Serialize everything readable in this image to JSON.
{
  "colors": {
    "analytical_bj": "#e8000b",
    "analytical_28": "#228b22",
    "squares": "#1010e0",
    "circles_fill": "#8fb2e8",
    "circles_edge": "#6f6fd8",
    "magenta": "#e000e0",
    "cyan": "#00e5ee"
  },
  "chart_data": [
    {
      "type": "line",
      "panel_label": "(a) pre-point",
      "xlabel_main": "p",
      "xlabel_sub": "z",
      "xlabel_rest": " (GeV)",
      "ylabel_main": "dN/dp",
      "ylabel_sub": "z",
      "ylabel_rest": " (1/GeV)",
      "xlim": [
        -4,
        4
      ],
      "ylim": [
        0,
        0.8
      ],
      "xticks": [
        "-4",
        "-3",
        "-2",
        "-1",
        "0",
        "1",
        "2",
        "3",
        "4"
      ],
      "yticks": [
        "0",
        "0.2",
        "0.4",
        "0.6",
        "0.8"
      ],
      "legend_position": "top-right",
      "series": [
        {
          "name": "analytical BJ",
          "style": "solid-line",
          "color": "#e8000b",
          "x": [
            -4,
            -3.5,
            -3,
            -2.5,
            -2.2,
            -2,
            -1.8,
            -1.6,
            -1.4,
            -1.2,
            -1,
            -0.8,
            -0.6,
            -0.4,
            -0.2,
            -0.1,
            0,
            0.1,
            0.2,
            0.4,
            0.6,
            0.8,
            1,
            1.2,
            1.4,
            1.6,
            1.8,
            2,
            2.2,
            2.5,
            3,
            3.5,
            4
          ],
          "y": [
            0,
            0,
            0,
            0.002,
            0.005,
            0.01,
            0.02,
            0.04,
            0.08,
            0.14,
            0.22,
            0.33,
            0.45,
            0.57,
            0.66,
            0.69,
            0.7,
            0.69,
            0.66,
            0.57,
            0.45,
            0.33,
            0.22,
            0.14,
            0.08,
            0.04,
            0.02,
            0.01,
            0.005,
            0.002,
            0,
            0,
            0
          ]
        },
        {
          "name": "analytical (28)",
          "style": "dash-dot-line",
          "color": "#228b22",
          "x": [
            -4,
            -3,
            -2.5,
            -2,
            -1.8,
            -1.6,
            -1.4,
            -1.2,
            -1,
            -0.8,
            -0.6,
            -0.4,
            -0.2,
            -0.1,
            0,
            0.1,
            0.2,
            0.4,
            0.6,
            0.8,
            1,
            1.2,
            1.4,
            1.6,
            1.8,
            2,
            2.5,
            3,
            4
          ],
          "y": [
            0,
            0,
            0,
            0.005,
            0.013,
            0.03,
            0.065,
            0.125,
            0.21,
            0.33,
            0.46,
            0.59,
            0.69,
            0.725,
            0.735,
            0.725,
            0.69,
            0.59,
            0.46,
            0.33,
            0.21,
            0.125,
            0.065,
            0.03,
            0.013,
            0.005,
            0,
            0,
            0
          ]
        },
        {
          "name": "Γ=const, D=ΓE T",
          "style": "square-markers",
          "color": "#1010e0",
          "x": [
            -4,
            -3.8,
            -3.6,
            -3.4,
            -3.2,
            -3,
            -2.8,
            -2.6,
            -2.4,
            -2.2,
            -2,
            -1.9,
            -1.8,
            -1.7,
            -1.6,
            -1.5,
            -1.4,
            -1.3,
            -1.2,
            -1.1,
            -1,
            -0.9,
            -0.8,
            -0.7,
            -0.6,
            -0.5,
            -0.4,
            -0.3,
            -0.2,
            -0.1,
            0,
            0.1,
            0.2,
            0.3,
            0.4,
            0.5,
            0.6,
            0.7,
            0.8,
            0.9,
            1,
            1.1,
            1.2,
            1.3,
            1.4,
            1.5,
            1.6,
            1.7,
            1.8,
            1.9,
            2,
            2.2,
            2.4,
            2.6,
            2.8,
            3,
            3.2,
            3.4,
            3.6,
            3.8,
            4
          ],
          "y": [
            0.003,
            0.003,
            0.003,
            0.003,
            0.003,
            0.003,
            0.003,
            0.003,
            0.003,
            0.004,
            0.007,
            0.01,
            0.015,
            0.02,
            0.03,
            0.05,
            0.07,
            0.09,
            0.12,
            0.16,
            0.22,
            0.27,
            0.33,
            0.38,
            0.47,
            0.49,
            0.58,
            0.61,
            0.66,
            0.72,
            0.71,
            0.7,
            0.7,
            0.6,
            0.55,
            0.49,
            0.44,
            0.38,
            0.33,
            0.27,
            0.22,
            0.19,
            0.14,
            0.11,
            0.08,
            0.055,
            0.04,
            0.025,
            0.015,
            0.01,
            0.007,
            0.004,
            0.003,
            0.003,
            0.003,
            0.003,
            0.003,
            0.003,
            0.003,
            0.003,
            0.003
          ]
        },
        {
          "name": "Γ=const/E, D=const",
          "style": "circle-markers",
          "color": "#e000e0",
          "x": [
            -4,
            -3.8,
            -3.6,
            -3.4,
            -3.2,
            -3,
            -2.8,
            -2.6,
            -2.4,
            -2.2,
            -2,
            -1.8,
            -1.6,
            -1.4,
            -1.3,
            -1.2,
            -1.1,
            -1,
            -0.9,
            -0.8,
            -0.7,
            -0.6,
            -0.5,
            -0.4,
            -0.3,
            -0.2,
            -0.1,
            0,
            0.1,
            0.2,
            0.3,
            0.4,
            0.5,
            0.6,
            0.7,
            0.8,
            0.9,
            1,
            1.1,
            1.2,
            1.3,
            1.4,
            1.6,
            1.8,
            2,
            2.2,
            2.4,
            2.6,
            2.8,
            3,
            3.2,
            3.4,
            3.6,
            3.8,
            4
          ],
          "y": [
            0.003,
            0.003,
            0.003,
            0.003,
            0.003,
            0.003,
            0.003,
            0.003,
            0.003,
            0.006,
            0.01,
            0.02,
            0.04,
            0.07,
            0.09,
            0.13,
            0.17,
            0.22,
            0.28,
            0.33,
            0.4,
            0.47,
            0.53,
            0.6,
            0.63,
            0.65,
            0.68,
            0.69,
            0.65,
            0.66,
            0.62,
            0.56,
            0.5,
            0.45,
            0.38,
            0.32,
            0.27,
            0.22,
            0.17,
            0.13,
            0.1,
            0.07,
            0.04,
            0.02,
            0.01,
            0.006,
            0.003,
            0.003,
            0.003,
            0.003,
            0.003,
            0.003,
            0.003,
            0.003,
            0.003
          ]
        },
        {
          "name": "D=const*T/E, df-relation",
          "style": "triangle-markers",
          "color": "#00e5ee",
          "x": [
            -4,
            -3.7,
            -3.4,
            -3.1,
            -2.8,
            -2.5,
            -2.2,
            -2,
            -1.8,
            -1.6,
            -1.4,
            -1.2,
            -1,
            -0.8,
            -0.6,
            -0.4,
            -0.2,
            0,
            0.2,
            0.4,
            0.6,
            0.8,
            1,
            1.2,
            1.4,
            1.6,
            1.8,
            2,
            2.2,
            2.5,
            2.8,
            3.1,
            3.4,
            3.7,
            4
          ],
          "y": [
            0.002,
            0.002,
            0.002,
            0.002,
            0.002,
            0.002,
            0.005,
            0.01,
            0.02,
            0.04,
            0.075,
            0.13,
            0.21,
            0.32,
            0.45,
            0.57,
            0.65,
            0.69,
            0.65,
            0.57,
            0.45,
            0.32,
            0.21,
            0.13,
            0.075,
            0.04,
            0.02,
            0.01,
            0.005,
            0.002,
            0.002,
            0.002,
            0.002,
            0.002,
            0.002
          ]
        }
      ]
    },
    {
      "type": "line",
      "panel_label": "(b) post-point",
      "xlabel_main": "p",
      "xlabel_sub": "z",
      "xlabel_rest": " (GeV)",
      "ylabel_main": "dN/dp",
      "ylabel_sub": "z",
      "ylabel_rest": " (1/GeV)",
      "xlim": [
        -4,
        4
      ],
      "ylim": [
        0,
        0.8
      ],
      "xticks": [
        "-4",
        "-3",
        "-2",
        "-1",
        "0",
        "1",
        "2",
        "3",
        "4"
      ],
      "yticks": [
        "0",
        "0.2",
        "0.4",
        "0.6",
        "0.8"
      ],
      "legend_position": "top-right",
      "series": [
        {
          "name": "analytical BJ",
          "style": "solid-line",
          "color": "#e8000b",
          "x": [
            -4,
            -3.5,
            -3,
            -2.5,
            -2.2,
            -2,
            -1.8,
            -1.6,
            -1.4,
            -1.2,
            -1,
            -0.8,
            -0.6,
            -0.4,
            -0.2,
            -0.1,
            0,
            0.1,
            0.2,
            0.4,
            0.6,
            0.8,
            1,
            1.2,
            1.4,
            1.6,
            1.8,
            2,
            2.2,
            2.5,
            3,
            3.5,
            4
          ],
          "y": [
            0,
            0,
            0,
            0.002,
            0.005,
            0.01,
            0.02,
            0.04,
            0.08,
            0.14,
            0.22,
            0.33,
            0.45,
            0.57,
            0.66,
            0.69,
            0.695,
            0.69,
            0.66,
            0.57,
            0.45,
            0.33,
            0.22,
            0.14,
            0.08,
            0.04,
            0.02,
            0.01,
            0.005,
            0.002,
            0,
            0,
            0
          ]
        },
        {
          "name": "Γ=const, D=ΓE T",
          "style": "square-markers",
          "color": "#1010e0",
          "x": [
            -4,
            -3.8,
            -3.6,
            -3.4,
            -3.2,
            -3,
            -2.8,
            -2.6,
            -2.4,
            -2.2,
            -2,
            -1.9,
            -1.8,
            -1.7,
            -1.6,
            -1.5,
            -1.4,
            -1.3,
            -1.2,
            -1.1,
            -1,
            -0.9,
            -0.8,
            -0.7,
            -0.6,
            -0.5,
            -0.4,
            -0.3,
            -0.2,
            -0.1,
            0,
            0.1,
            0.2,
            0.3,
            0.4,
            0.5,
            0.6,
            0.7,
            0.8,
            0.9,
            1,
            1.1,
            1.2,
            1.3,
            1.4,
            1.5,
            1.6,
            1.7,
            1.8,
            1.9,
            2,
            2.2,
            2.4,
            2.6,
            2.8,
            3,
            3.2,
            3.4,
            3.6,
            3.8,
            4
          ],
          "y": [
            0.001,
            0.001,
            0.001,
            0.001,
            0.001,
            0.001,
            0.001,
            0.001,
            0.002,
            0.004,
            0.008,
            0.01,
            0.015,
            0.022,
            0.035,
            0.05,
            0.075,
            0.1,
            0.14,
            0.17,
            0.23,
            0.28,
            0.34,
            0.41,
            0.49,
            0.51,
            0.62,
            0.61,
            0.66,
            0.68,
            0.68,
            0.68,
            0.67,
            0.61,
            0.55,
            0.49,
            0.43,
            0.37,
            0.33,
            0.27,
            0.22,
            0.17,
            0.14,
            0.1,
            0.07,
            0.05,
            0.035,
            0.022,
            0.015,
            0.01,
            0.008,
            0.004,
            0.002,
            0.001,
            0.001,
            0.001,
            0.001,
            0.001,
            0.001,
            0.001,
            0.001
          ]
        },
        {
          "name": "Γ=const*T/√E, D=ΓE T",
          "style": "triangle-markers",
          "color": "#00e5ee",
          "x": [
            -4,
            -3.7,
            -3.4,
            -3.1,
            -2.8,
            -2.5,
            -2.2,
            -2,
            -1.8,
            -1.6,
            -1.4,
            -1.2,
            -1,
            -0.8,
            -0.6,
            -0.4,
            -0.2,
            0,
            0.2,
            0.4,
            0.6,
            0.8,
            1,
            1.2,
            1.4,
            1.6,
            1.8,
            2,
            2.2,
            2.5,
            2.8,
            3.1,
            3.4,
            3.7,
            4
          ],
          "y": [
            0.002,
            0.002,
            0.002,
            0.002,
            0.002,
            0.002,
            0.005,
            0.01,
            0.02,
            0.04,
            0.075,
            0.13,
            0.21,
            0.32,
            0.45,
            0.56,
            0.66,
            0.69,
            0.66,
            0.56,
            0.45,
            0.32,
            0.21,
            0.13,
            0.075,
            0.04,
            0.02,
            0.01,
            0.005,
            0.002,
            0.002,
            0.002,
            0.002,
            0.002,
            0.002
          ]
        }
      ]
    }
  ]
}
==============================
**Stated task**
In the material above, show every line where the word "point" turns up.

**Task answer**
      "panel_label": "(a) pre-point",
      "panel_label": "(b) post-point",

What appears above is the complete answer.